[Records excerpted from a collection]
* * * * *

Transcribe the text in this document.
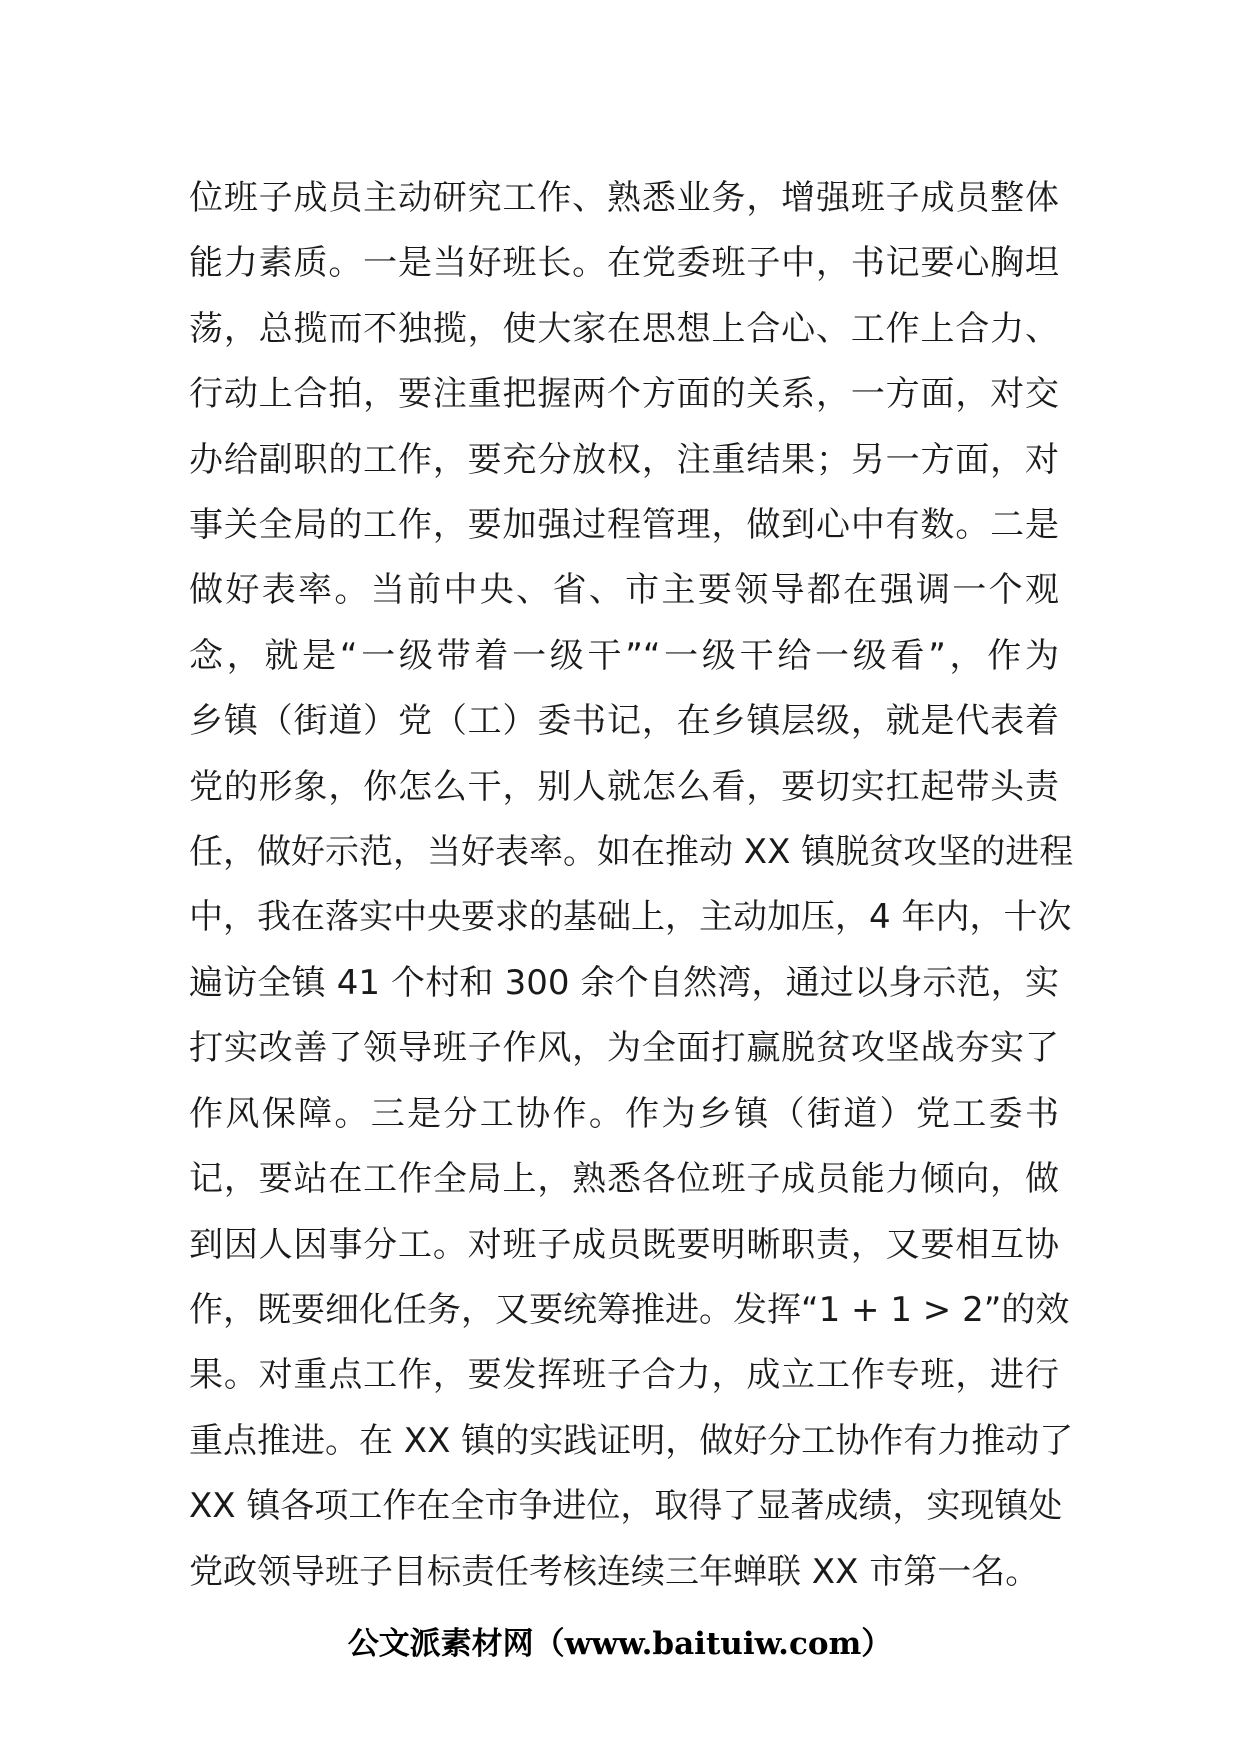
位班子成员主动研究工作、熟悉业务，增强班子成员整体
能力素质。一是当好班长。在党委班子中，书记要心胸坦
荡，总揽而不独揽，使大家在思想上合心、工作上合力、
行动上合拍，要注重把握两个方面的关系，一方面，对交
办给副职的工作，要充分放权，注重结果；另一方面，对
事关全局的工作，要加强过程管理，做到心中有数。二是
做好表率。当前中央、省、市主要领导都在强调一个观
念，就是“一级带着一级干”“一级干给一级看”，作为
乡镇（街道）党（工）委书记，在乡镇层级，就是代表着
党的形象，你怎么干，别人就怎么看，要切实扛起带头责
任，做好示范，当好表率。如在推动 XX 镇脱贫攻坚的进程
中，我在落实中央要求的基础上，主动加压，4 年内，十次
遍访全镇 41 个村和 300 余个自然湾，通过以身示范，实
打实改善了领导班子作风，为全面打赢脱贫攻坚战夯实了
作风保障。三是分工协作。作为乡镇（街道）党工委书
记，要站在工作全局上，熟悉各位班子成员能力倾向，做
到因人因事分工。对班子成员既要明晰职责，又要相互协
作，既要细化任务，又要统筹推进。发挥“1 + 1 > 2”的效
果。对重点工作，要发挥班子合力，成立工作专班，进行
重点推进。在 XX 镇的实践证明，做好分工协作有力推动了
XX 镇各项工作在全市争进位，取得了显著成绩，实现镇处
党政领导班子目标责任考核连续三年蝉联 XX 市第一名。
公文派素材网（www.baituiw.com）
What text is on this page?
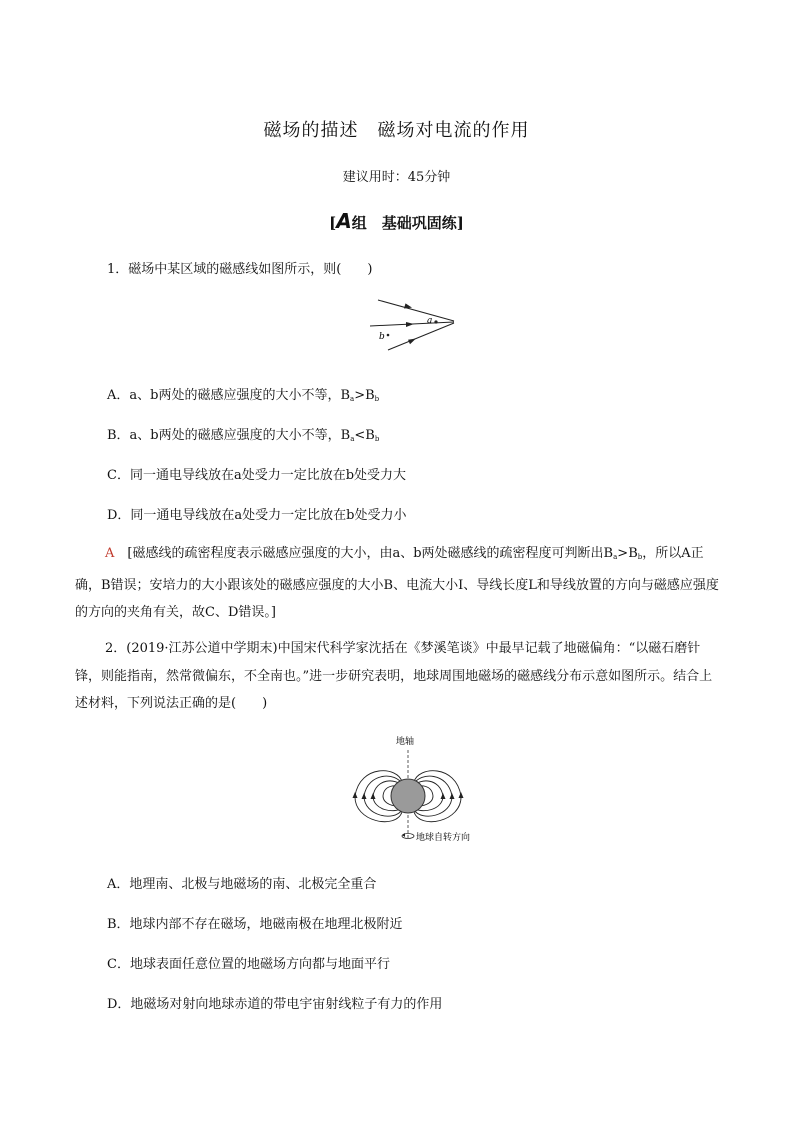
磁场的描述　磁场对电流的作用
建议用时：45分钟
[A组　基础巩固练]
1．磁场中某区域的磁感线如图所示，则(　　)
a
b
A．a、b两处的磁感应强度的大小不等，$B_a>B_b$
B．a、b两处的磁感应强度的大小不等，$B_a<B_b$
C．同一通电导线放在a处受力一定比放在b处受力大
D．同一通电导线放在a处受力一定比放在b处受力小
A　 [磁感线的疏密程度表示磁感应强度的大小，由a、b两处磁感线的疏密程度可判断出$B_a>B_b$，所以A正确，B错误；安培力的大小跟该处的磁感应强度的大小B、电流大小I、导线长度L和导线放置的方向与磁感应强度的方向的夹角有关，故C、D错误。]
2．(2019·江苏公道中学期末)中国宋代科学家沈括在《梦溪笔谈》中最早记载了地磁偏角：“以磁石磨针锋，则能指南，然常微偏东，不全南也。”进一步研究表明，地球周围地磁场的磁感线分布示意如图所示。结合上述材料，下列说法正确的是(　　)
地轴
地球自转方向
A．地理南、北极与地磁场的南、北极完全重合
B．地球内部不存在磁场，地磁南极在地理北极附近
C．地球表面任意位置的地磁场方向都与地面平行
D．地磁场对射向地球赤道的带电宇宙射线粒子有力的作用
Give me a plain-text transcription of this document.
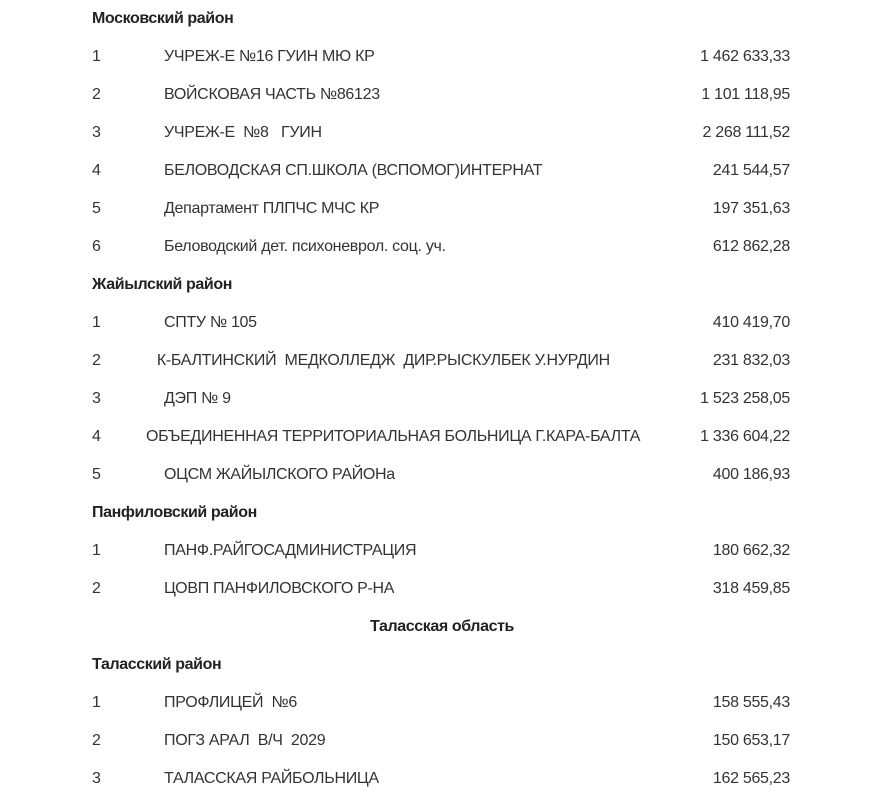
Московский район
1	УЧРЕЖ-Е №16 ГУИН МЮ КР	1 462 633,33
2	ВОЙСКОВАЯ ЧАСТЬ №86123	1 101 118,95
3	УЧРЕЖ-Е  №8   ГУИН	2 268 111,52
4	БЕЛОВОДСКАЯ СП.ШКОЛА (ВСПОМОГ)ИНТЕРНАТ	241 544,57
5	Департамент ПЛПЧС МЧС КР	197 351,63
6	Беловодский дет. психоневрол. соц. уч.	612 862,28
Жайылский район
1	СПТУ № 105	410 419,70
2	К-БАЛТИНСКИЙ  МЕДКОЛЛЕДЖ  ДИР.РЫСКУЛБЕК У.НУРДИН	231 832,03
3	ДЭП № 9	1 523 258,05
4	ОБЪЕДИНЕННАЯ ТЕРРИТОРИАЛЬНАЯ БОЛЬНИЦА Г.КАРА-БАЛТА	1 336 604,22
5	ОЦСМ ЖАЙЫЛСКОГО РАЙОНа	400 186,93
Панфиловский район
1	ПАНФ.РАЙГОСАДМИНИСТРАЦИЯ	180 662,32
2	ЦОВП ПАНФИЛОВСКОГО Р-НА	318 459,85
Таласская область
Таласский район
1	ПРОФЛИЦЕЙ  №6	158 555,43
2	ПОГЗ АРАЛ  В/Ч  2029	150 653,17
3	ТАЛАССКАЯ РАЙБОЛЬНИЦА	162 565,23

* * * * *

Output all of the entries verbatim, leaving out any images.

> Full response
Transcribe the text in this document.
位班子成员主动研究工作、熟悉业务，增强班子成员整体
能力素质。一是当好班长。在党委班子中，书记要心胸坦
荡，总揽而不独揽，使大家在思想上合心、工作上合力、
行动上合拍，要注重把握两个方面的关系，一方面，对交
办给副职的工作，要充分放权，注重结果；另一方面，对
事关全局的工作，要加强过程管理，做到心中有数。二是
做好表率。当前中央、省、市主要领导都在强调一个观
念，就是“一级带着一级干”“一级干给一级看”，作为
乡镇（街道）党（工）委书记，在乡镇层级，就是代表着
党的形象，你怎么干，别人就怎么看，要切实扛起带头责
任，做好示范，当好表率。如在推动 XX 镇脱贫攻坚的进程
中，我在落实中央要求的基础上，主动加压，4 年内，十次
遍访全镇 41 个村和 300 余个自然湾，通过以身示范，实
打实改善了领导班子作风，为全面打赢脱贫攻坚战夯实了
作风保障。三是分工协作。作为乡镇（街道）党工委书
记，要站在工作全局上，熟悉各位班子成员能力倾向，做
到因人因事分工。对班子成员既要明晰职责，又要相互协
作，既要细化任务，又要统筹推进。发挥“1 + 1 > 2”的效
果。对重点工作，要发挥班子合力，成立工作专班，进行
重点推进。在 XX 镇的实践证明，做好分工协作有力推动了
XX 镇各项工作在全市争进位，取得了显著成绩，实现镇处
党政领导班子目标责任考核连续三年蝉联 XX 市第一名。
公文派素材网（www.baituiw.com）
What text is on this page?
磁场的描述　磁场对电流的作用
建议用时：45分钟
[A组　基础巩固练]
1．磁场中某区域的磁感线如图所示，则(　　)
a
b
A．a、b两处的磁感应强度的大小不等，$B_a>B_b$
B．a、b两处的磁感应强度的大小不等，$B_a<B_b$
C．同一通电导线放在a处受力一定比放在b处受力大
D．同一通电导线放在a处受力一定比放在b处受力小
A　 [磁感线的疏密程度表示磁感应强度的大小，由a、b两处磁感线的疏密程度可判断出$B_a>B_b$，所以A正确，B错误；安培力的大小跟该处的磁感应强度的大小B、电流大小I、导线长度L和导线放置的方向与磁感应强度的方向的夹角有关，故C、D错误。]
2．(2019·江苏公道中学期末)中国宋代科学家沈括在《梦溪笔谈》中最早记载了地磁偏角：“以磁石磨针锋，则能指南，然常微偏东，不全南也。”进一步研究表明，地球周围地磁场的磁感线分布示意如图所示。结合上述材料，下列说法正确的是(　　)
地轴
地球自转方向
A．地理南、北极与地磁场的南、北极完全重合
B．地球内部不存在磁场，地磁南极在地理北极附近
C．地球表面任意位置的地磁场方向都与地面平行
D．地磁场对射向地球赤道的带电宇宙射线粒子有力的作用
Give me a plain-text transcription of this document.
Московский район
1	УЧРЕЖ-Е №16 ГУИН МЮ КР	1 462 633,33
2	ВОЙСКОВАЯ ЧАСТЬ №86123	1 101 118,95
3	УЧРЕЖ-Е  №8   ГУИН	2 268 111,52
4	БЕЛОВОДСКАЯ СП.ШКОЛА (ВСПОМОГ)ИНТЕРНАТ	241 544,57
5	Департамент ПЛПЧС МЧС КР	197 351,63
6	Беловодский дет. психоневрол. соц. уч.	612 862,28
Жайылский район
1	СПТУ № 105	410 419,70
2	К-БАЛТИНСКИЙ  МЕДКОЛЛЕДЖ  ДИР.РЫСКУЛБЕК У.НУРДИН	231 832,03
3	ДЭП № 9	1 523 258,05
4	ОБЪЕДИНЕННАЯ ТЕРРИТОРИАЛЬНАЯ БОЛЬНИЦА Г.КАРА-БАЛТА	1 336 604,22
5	ОЦСМ ЖАЙЫЛСКОГО РАЙОНа	400 186,93
Панфиловский район
1	ПАНФ.РАЙГОСАДМИНИСТРАЦИЯ	180 662,32
2	ЦОВП ПАНФИЛОВСКОГО Р-НА	318 459,85
Таласская область
Таласский район
1	ПРОФЛИЦЕЙ  №6	158 555,43
2	ПОГЗ АРАЛ  В/Ч  2029	150 653,17
3	ТАЛАССКАЯ РАЙБОЛЬНИЦА	162 565,23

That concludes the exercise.